▸ WORK TO COMPLETE: Find the word "this" in the material below and gather every line that contains it.

▸ Raw records:
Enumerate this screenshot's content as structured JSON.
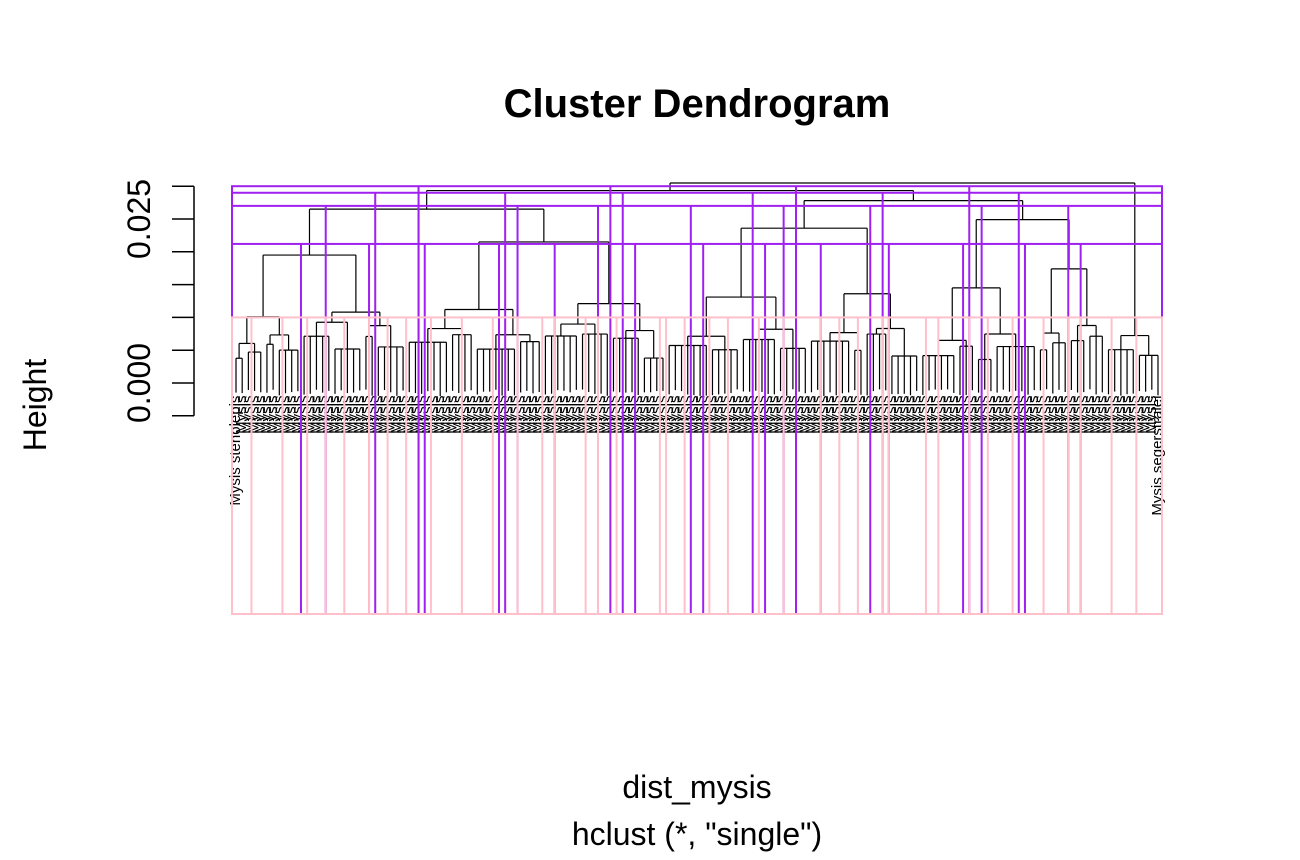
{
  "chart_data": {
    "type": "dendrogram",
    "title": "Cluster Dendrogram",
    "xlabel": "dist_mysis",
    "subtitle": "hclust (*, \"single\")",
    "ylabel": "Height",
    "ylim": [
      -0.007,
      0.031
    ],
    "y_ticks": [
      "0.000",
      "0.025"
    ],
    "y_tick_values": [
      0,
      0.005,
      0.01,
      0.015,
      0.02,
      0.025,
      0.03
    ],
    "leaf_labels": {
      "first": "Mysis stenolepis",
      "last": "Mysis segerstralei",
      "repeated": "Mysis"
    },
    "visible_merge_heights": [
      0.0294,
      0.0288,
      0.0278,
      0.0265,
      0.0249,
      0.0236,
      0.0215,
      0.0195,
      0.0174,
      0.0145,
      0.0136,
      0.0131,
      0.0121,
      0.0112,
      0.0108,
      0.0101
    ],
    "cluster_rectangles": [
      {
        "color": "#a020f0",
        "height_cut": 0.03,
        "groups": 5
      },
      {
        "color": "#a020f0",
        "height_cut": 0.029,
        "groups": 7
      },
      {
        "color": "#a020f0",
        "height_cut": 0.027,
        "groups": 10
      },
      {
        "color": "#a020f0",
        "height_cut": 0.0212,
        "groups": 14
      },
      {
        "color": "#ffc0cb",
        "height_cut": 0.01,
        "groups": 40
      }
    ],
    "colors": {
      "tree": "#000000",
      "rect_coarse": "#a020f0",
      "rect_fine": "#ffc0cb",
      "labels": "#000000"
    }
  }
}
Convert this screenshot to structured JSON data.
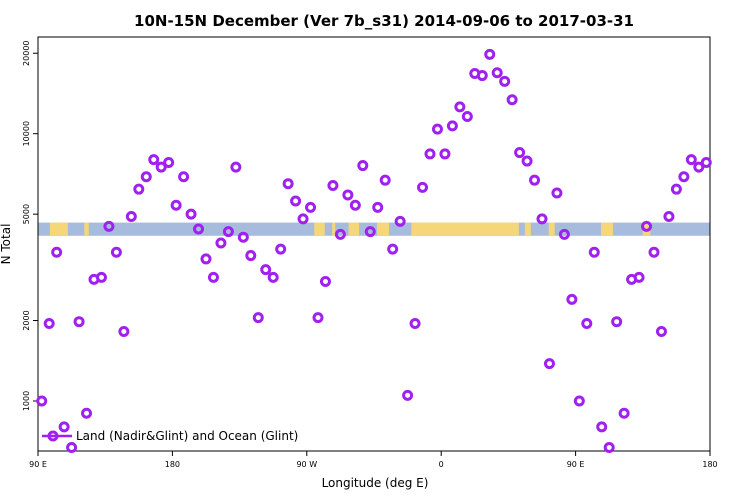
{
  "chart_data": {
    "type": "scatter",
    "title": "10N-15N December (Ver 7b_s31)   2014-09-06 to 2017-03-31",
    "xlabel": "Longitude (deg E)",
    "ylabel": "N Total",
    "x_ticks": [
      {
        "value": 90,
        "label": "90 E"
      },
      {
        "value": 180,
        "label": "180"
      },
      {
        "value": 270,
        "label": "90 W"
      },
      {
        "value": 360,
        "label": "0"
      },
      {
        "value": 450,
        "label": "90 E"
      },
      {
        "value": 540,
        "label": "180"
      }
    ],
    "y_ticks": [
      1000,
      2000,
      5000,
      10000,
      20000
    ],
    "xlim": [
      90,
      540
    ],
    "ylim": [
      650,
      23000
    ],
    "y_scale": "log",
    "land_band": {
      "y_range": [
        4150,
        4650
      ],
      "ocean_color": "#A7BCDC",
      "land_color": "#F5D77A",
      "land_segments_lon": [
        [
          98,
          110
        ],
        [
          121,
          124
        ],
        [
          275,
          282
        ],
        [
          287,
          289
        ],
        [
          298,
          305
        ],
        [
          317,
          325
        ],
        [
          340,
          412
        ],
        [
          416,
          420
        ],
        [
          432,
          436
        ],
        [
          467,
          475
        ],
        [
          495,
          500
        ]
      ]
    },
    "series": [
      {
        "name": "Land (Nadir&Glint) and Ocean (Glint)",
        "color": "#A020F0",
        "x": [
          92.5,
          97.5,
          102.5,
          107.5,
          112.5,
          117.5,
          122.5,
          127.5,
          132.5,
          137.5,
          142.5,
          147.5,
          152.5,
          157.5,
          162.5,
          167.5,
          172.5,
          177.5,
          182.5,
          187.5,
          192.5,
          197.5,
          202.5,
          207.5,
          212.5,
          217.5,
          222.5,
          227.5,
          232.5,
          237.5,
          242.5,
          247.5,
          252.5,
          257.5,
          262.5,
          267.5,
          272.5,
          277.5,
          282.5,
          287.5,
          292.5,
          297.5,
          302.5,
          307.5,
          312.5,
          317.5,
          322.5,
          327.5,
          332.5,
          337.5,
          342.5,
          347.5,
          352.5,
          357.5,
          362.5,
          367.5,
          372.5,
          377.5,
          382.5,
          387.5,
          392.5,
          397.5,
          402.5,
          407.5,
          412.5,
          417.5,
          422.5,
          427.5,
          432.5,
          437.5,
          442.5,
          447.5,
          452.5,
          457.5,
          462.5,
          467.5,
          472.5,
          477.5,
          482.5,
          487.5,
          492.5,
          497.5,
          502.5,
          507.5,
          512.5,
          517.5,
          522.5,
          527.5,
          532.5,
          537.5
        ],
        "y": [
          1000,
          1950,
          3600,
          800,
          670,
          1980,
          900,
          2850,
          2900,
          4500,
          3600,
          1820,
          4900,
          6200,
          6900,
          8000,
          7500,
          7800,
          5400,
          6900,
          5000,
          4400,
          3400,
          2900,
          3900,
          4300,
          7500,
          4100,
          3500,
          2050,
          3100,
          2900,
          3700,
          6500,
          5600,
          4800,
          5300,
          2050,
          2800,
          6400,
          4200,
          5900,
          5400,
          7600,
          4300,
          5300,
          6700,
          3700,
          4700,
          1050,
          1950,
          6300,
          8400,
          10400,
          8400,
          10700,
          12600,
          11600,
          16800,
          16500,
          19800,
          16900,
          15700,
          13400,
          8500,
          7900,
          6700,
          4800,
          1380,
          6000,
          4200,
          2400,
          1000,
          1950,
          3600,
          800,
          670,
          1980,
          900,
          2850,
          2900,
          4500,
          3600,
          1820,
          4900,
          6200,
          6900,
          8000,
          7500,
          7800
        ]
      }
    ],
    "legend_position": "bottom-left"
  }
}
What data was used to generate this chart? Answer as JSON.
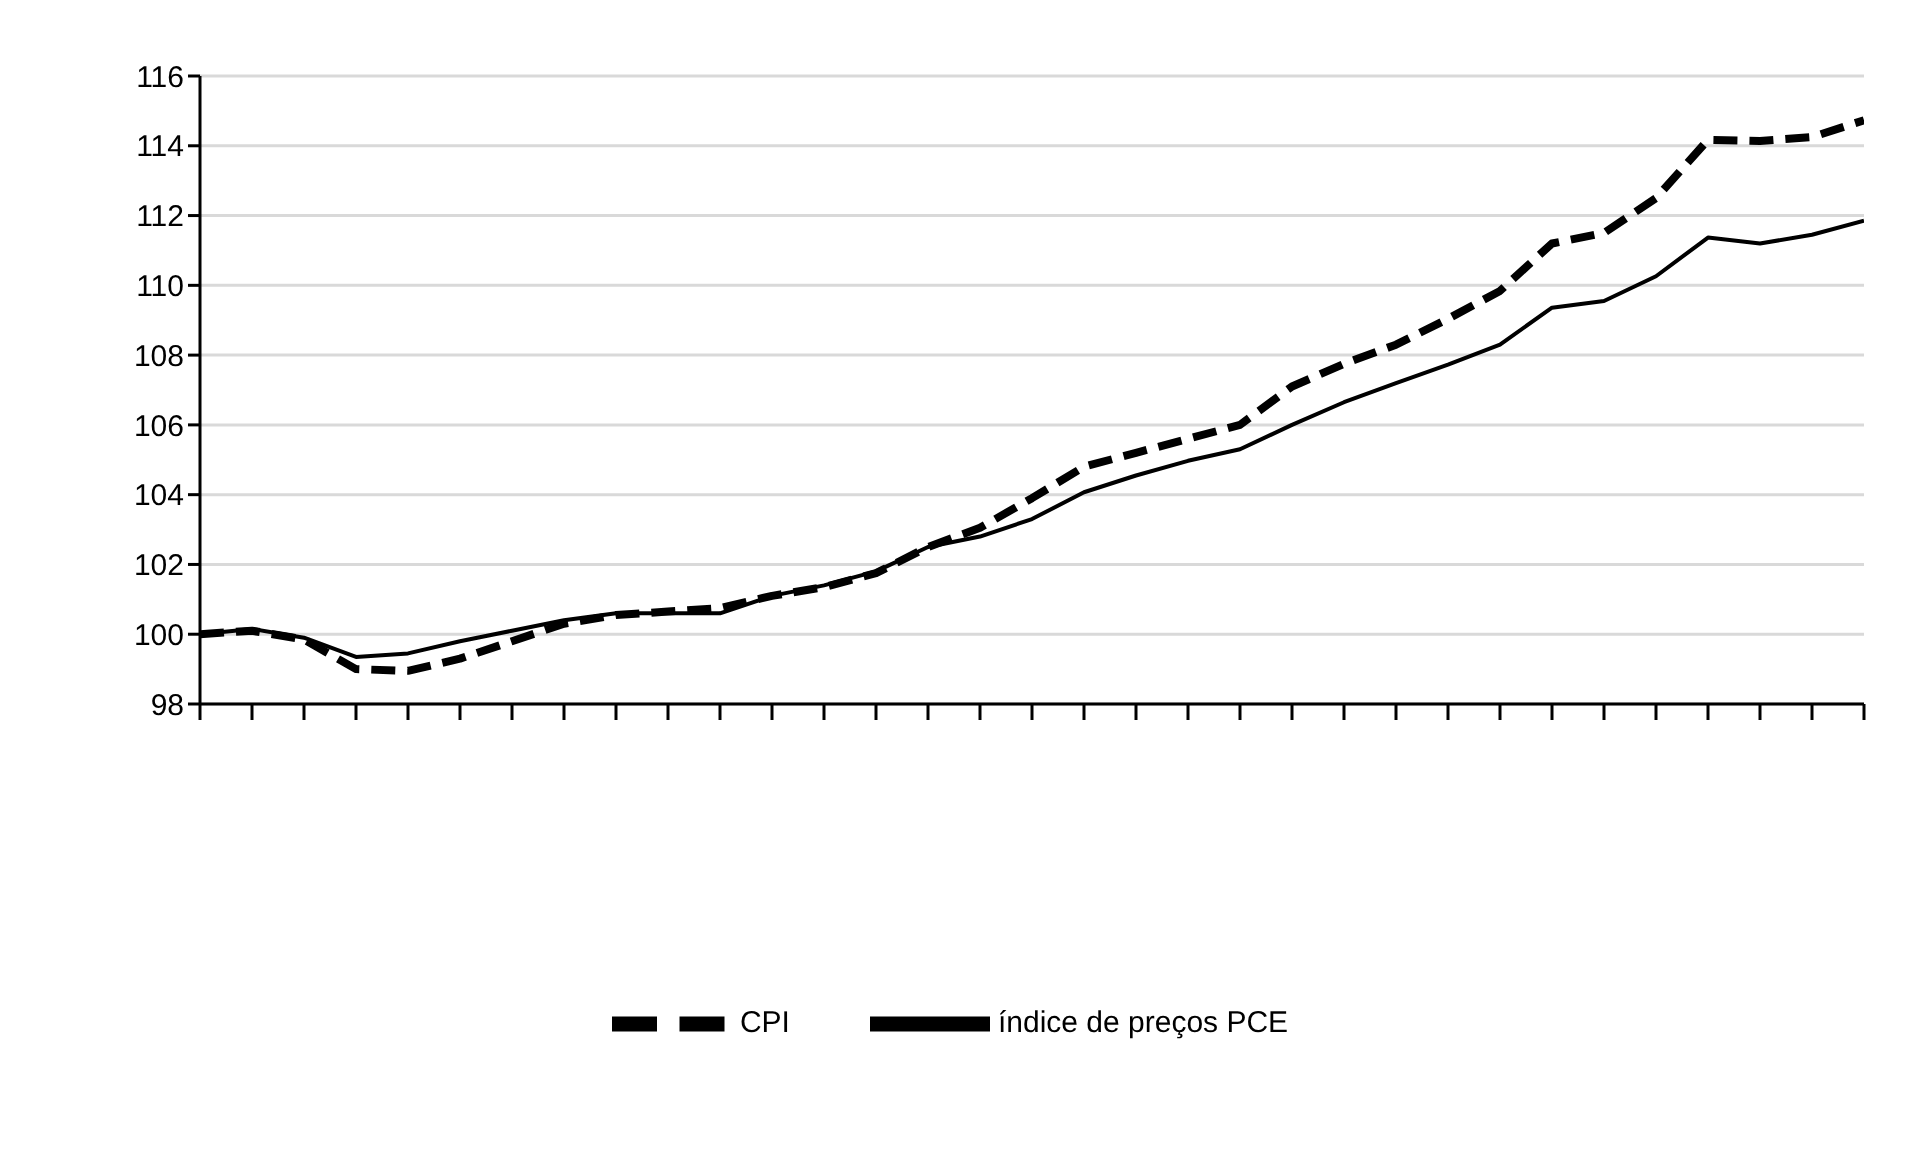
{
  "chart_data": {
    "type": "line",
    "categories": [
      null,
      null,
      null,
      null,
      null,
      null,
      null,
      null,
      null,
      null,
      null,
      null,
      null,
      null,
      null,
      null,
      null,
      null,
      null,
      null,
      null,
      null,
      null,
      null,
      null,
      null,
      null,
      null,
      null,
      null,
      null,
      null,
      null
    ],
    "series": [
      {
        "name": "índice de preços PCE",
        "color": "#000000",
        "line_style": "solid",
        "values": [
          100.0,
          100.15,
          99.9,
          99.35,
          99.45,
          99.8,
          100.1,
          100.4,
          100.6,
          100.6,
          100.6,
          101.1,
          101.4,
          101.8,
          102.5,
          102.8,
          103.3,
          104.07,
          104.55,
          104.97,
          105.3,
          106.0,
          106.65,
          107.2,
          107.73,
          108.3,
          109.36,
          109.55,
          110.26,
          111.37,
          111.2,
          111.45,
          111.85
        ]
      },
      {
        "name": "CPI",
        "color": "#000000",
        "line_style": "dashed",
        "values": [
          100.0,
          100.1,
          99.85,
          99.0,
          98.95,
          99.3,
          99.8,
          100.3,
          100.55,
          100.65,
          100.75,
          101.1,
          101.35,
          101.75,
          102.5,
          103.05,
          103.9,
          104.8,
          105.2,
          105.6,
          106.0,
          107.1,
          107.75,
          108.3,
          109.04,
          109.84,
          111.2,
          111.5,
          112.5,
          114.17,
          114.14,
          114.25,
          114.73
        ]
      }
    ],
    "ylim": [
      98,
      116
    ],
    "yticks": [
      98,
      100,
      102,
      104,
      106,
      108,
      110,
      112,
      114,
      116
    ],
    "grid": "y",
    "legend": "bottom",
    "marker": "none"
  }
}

▸ FULL ANSWER:
Enumerate this screenshot's content as structured JSON.
Convert this screenshot to structured JSON data.
What data was used to generate this chart? Answer as JSON.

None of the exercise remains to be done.